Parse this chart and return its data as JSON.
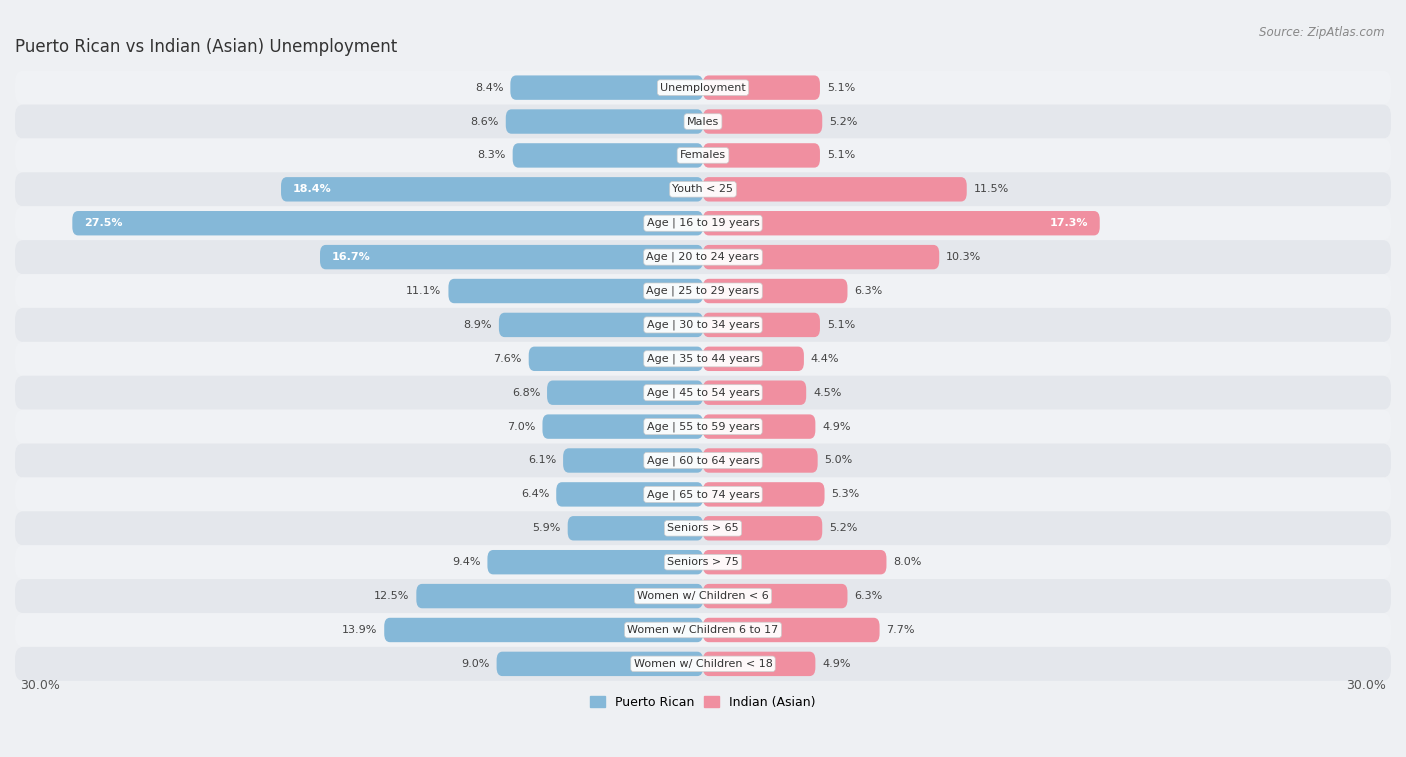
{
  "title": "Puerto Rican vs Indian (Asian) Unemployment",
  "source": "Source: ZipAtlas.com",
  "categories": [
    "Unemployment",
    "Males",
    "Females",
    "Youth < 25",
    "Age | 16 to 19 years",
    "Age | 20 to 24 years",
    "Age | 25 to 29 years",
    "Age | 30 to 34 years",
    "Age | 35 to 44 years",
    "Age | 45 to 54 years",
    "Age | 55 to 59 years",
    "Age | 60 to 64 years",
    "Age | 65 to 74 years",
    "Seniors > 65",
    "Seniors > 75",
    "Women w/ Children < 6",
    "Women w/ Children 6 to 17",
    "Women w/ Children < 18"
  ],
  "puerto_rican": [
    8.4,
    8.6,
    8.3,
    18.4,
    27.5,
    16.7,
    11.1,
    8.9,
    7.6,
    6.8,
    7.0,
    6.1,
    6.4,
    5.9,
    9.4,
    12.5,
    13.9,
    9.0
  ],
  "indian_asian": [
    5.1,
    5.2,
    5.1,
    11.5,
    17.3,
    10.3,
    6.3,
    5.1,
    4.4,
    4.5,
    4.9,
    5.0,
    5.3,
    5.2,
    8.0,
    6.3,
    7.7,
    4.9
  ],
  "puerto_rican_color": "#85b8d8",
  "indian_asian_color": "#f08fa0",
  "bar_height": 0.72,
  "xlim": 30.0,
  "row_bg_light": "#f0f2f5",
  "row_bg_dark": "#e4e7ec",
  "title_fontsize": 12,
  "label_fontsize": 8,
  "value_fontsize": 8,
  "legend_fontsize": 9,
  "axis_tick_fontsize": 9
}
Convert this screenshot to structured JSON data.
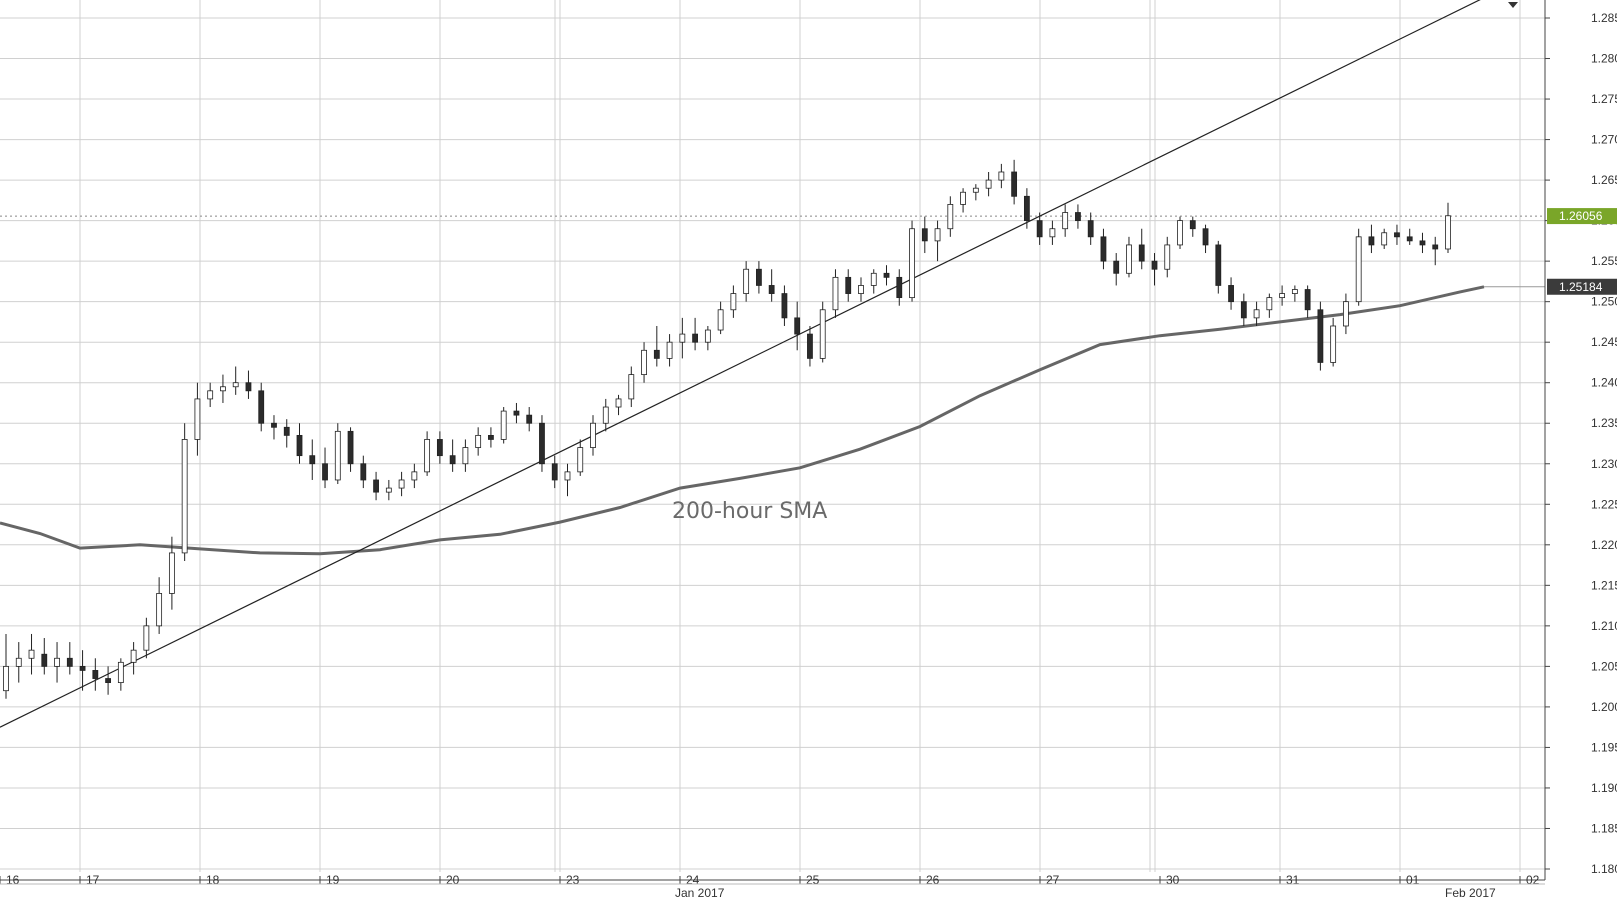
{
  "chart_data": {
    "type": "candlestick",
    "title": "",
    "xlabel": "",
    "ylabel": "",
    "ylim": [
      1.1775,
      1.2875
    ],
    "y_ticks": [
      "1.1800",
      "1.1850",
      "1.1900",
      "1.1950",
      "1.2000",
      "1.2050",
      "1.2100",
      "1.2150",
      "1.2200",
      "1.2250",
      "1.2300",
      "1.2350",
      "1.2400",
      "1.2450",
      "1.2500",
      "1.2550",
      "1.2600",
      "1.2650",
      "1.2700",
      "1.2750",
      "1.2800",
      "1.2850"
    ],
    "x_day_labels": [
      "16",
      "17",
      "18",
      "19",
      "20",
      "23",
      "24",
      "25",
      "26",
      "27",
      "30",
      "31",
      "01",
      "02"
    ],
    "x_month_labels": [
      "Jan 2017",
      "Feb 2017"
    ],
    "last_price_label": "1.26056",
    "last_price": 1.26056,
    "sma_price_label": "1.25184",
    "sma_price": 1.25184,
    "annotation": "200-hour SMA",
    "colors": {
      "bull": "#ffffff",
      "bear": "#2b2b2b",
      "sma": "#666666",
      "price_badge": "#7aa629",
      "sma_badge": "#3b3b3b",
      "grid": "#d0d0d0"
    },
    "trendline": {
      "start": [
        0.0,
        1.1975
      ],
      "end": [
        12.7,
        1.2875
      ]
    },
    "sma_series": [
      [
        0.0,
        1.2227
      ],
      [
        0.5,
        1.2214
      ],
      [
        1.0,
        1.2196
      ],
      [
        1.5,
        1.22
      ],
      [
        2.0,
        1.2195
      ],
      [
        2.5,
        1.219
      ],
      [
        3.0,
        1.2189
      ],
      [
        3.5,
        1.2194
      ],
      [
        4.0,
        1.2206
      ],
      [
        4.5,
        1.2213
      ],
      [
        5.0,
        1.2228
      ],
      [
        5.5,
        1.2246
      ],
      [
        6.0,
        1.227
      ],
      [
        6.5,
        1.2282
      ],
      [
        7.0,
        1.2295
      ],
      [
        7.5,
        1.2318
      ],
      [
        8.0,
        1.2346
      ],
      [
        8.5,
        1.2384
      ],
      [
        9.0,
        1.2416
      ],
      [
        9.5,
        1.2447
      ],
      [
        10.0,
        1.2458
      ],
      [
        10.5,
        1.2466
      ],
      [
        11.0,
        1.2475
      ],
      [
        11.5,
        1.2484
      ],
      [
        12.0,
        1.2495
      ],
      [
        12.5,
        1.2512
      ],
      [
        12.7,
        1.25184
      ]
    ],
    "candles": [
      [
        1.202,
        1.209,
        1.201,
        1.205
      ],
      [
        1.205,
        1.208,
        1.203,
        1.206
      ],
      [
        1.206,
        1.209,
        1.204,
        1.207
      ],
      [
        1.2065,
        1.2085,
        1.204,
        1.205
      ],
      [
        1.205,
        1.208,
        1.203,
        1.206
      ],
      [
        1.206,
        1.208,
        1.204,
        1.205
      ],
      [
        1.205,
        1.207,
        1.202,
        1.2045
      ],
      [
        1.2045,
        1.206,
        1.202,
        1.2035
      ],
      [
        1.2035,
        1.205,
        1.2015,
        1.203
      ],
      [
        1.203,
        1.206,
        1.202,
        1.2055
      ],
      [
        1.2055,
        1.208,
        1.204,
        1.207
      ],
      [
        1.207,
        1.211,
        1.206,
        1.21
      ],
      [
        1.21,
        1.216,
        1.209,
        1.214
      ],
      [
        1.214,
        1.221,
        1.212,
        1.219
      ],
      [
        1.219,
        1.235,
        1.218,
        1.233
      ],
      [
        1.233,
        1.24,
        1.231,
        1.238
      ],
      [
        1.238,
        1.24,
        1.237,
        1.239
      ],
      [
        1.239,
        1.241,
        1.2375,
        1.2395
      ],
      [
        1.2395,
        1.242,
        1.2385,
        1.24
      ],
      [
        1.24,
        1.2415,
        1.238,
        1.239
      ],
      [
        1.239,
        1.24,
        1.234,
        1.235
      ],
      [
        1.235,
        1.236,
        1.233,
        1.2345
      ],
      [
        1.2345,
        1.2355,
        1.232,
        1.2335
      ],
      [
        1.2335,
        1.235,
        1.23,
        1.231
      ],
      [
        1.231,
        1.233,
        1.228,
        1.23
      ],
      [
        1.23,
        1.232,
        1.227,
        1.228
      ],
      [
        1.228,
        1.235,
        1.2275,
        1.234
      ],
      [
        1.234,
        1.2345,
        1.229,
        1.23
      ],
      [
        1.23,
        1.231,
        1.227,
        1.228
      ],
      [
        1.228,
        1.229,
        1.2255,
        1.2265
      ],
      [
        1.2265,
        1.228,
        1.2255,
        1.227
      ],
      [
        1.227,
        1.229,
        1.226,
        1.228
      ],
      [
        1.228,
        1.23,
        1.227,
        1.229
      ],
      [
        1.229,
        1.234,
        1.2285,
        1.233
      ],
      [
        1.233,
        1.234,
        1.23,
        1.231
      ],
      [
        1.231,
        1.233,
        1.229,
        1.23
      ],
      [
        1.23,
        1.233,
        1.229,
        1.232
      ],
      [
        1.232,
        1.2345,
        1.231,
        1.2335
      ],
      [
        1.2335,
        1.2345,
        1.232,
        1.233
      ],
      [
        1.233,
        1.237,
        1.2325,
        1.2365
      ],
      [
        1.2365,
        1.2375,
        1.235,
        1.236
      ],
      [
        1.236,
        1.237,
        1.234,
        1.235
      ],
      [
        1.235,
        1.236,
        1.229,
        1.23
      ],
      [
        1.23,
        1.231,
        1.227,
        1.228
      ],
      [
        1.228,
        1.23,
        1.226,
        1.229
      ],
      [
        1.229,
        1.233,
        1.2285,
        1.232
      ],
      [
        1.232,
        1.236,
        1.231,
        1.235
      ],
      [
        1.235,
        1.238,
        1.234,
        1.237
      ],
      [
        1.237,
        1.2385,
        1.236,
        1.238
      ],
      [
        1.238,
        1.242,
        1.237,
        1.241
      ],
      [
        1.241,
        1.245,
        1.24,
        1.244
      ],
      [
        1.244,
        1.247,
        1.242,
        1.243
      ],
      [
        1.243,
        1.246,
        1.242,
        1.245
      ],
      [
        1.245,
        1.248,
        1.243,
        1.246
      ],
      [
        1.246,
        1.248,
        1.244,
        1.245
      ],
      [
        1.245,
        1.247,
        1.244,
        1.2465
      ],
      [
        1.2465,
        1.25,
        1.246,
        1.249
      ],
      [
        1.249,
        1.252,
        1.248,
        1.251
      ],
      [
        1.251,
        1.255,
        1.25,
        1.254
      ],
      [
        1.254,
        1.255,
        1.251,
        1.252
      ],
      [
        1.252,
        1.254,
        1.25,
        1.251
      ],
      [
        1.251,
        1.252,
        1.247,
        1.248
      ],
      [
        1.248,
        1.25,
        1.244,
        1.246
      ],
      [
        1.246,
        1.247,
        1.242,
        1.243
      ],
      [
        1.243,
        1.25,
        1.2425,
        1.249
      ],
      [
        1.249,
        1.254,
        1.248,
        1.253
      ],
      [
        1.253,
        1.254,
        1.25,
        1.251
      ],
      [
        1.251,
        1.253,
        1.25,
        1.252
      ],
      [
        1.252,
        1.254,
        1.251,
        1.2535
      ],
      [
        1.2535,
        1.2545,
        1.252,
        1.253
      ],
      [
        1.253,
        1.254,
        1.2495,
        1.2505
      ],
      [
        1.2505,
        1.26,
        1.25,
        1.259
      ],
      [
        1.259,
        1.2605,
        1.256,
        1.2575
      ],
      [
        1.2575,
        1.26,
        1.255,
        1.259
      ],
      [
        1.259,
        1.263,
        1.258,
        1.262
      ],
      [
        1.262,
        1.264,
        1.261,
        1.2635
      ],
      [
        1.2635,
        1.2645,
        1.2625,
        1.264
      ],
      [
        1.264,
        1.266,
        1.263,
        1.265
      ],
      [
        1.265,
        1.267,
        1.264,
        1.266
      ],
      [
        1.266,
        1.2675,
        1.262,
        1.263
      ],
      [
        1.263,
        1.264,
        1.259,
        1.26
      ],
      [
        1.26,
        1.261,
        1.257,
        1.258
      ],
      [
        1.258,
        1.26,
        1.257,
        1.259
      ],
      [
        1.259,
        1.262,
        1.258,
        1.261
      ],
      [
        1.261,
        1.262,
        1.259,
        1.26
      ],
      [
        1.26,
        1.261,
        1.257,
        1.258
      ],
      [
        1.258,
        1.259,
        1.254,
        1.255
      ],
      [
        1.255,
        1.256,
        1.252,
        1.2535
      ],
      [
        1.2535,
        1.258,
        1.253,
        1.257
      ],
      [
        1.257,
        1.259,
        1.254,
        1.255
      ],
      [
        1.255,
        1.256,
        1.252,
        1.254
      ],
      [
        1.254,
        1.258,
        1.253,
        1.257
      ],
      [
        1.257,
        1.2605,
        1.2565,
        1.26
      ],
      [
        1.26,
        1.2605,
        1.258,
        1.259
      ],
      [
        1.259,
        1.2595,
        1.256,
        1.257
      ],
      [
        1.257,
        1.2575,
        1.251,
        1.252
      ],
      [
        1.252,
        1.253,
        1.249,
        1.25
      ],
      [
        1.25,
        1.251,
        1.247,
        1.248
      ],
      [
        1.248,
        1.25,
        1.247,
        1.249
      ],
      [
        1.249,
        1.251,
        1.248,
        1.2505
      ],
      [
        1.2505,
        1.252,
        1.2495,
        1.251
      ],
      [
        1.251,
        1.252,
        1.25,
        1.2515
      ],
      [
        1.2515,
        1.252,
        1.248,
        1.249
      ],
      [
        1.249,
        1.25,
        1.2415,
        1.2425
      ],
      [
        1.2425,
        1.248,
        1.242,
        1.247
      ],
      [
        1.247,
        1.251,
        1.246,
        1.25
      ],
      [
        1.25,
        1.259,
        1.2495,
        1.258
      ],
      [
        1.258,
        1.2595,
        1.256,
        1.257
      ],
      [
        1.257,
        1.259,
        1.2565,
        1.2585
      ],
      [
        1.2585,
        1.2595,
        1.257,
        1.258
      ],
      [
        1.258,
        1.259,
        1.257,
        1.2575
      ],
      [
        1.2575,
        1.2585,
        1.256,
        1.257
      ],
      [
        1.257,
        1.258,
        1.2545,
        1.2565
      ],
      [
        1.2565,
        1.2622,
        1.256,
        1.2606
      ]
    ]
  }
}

────────

## CHALLENGE
Scan the listing above for the word "Women" and copy every line that holds it.

## ANSWER TO THE EXERCISE
    "Women w/ Children < 6",
    "Women w/ Children 6 to 17",
    "Women w/ Children < 18"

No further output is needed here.